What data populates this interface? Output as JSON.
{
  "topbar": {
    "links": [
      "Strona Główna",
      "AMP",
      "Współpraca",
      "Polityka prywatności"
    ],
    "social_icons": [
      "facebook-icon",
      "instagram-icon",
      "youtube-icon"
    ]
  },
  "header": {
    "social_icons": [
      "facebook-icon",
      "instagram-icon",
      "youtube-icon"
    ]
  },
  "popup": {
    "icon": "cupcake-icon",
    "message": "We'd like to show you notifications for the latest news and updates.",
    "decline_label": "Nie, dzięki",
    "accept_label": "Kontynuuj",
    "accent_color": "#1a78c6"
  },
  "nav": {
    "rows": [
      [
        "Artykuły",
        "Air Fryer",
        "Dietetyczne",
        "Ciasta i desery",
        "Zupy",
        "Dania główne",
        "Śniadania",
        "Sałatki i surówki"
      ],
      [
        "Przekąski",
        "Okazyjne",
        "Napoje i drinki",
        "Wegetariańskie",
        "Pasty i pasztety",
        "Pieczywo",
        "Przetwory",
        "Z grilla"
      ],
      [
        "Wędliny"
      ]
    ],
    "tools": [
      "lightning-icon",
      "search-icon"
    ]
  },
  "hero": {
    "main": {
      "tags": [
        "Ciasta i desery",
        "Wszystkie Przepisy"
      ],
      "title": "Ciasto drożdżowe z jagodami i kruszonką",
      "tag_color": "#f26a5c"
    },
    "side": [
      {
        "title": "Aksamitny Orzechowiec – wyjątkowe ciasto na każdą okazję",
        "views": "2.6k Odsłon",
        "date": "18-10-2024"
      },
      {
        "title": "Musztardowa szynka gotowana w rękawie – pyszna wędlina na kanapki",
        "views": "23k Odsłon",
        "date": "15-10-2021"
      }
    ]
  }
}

◇ ◇ ◇

◆ WORK TO COMPLETE: Print out all the entries precisely as written.

◆ TASK ANSWER:
What data populates this interface? Output as JSON.
{
  "topbar": {
    "links": [
      "Strona Główna",
      "AMP",
      "Współpraca",
      "Polityka prywatności"
    ],
    "social_icons": [
      "facebook-icon",
      "instagram-icon",
      "youtube-icon"
    ]
  },
  "header": {
    "social_icons": [
      "facebook-icon",
      "instagram-icon",
      "youtube-icon"
    ]
  },
  "popup": {
    "icon": "cupcake-icon",
    "message": "We'd like to show you notifications for the latest news and updates.",
    "decline_label": "Nie, dzięki",
    "accept_label": "Kontynuuj",
    "accent_color": "#1a78c6"
  },
  "nav": {
    "rows": [
      [
        "Artykuły",
        "Air Fryer",
        "Dietetyczne",
        "Ciasta i desery",
        "Zupy",
        "Dania główne",
        "Śniadania",
        "Sałatki i surówki"
      ],
      [
        "Przekąski",
        "Okazyjne",
        "Napoje i drinki",
        "Wegetariańskie",
        "Pasty i pasztety",
        "Pieczywo",
        "Przetwory",
        "Z grilla"
      ],
      [
        "Wędliny"
      ]
    ],
    "tools": [
      "lightning-icon",
      "search-icon"
    ]
  },
  "hero": {
    "main": {
      "tags": [
        "Ciasta i desery",
        "Wszystkie Przepisy"
      ],
      "title": "Ciasto drożdżowe z jagodami i kruszonką",
      "tag_color": "#f26a5c"
    },
    "side": [
      {
        "title": "Aksamitny Orzechowiec – wyjątkowe ciasto na każdą okazję",
        "views": "2.6k Odsłon",
        "date": "18-10-2024"
      },
      {
        "title": "Musztardowa szynka gotowana w rękawie – pyszna wędlina na kanapki",
        "views": "23k Odsłon",
        "date": "15-10-2021"
      }
    ]
  }
}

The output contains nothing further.